## AIM:
Find the word "JSON" in the records below. List each line containing it.

=== DATA TO USE ===

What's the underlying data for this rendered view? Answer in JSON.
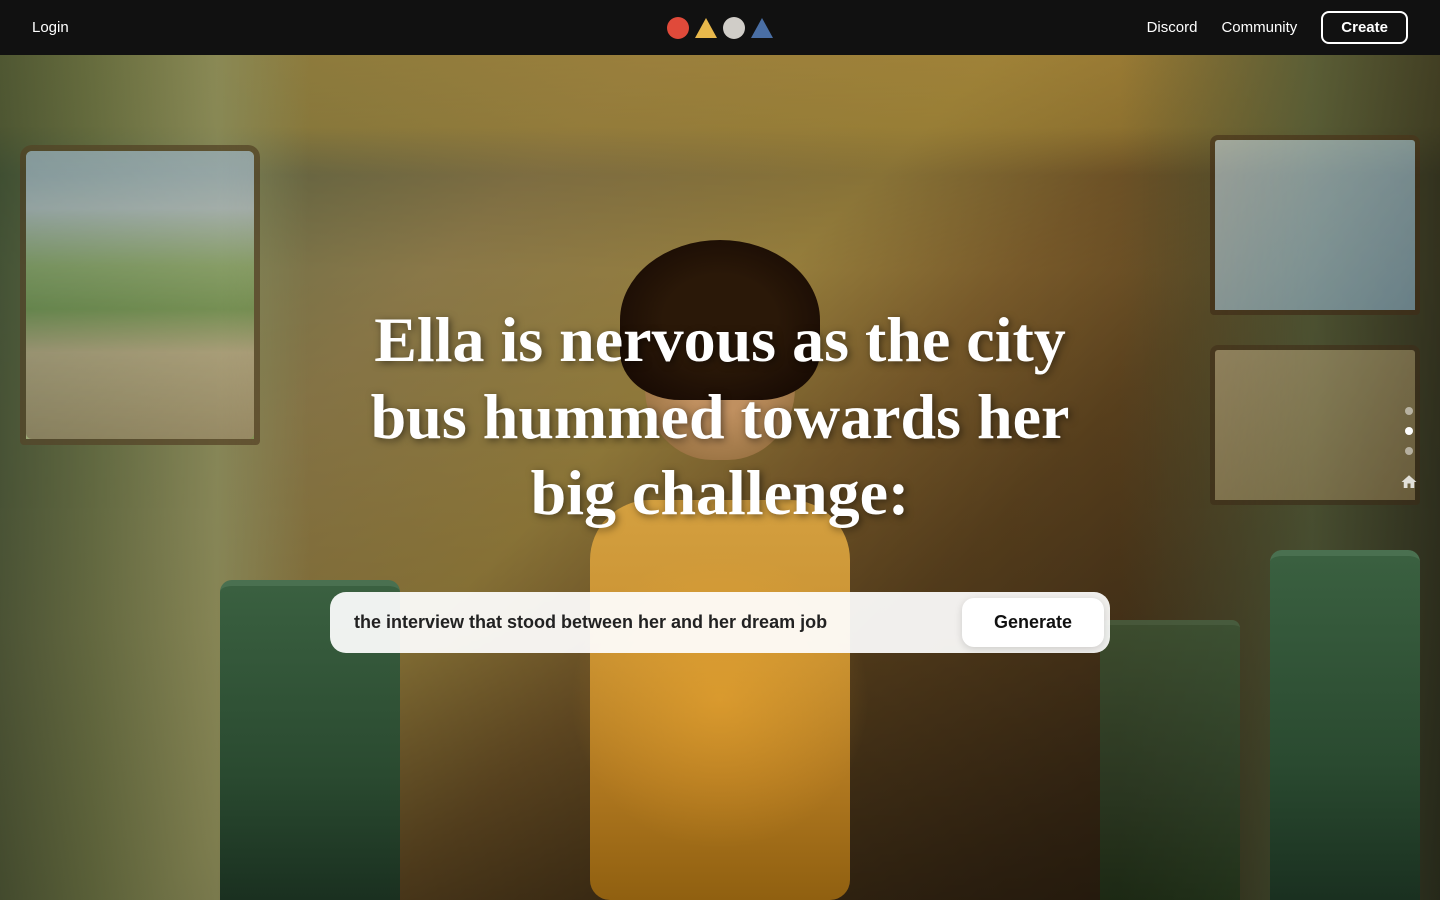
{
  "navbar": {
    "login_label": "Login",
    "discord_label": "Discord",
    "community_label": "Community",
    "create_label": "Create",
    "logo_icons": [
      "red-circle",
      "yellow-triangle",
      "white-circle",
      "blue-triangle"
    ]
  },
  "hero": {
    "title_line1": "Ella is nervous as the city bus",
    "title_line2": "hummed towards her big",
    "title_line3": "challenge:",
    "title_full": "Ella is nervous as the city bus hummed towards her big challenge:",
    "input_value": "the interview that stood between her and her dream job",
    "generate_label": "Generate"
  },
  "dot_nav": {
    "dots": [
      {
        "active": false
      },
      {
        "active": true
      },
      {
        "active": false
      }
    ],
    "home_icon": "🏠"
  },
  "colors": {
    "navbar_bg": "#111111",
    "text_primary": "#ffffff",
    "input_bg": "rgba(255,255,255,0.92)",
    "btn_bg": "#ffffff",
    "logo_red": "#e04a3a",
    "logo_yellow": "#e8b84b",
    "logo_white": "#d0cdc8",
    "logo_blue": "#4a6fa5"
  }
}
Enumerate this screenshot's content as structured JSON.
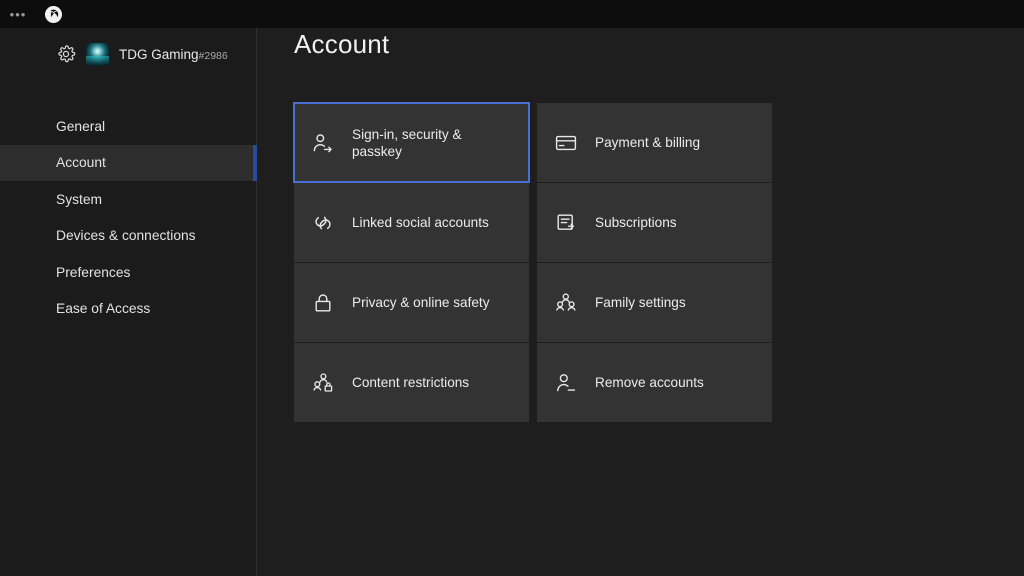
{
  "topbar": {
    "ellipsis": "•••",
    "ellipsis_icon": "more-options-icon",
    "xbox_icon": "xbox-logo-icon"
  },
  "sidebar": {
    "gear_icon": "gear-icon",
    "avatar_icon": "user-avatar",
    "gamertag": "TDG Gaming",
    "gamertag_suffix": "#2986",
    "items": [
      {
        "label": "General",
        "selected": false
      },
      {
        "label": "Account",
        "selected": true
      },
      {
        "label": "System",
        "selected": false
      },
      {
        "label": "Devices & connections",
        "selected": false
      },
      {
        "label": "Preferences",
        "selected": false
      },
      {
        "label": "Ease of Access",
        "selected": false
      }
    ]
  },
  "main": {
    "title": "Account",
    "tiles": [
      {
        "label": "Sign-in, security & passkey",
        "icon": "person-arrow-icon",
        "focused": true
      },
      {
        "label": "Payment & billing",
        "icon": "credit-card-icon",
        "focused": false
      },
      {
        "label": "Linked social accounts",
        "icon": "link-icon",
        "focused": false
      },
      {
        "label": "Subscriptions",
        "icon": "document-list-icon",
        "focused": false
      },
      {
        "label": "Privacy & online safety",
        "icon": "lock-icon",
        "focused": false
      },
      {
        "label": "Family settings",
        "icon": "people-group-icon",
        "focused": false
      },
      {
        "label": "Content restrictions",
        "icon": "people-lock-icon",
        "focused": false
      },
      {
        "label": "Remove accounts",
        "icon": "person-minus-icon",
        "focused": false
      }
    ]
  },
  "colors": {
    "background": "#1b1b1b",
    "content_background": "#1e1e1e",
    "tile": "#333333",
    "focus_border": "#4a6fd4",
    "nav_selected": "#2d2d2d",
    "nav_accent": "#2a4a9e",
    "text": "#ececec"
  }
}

===

## TASK OUTPUT:
What's the underlying data for this rendered view? Answer in JSON.
Enumerate this screenshot's content as structured JSON.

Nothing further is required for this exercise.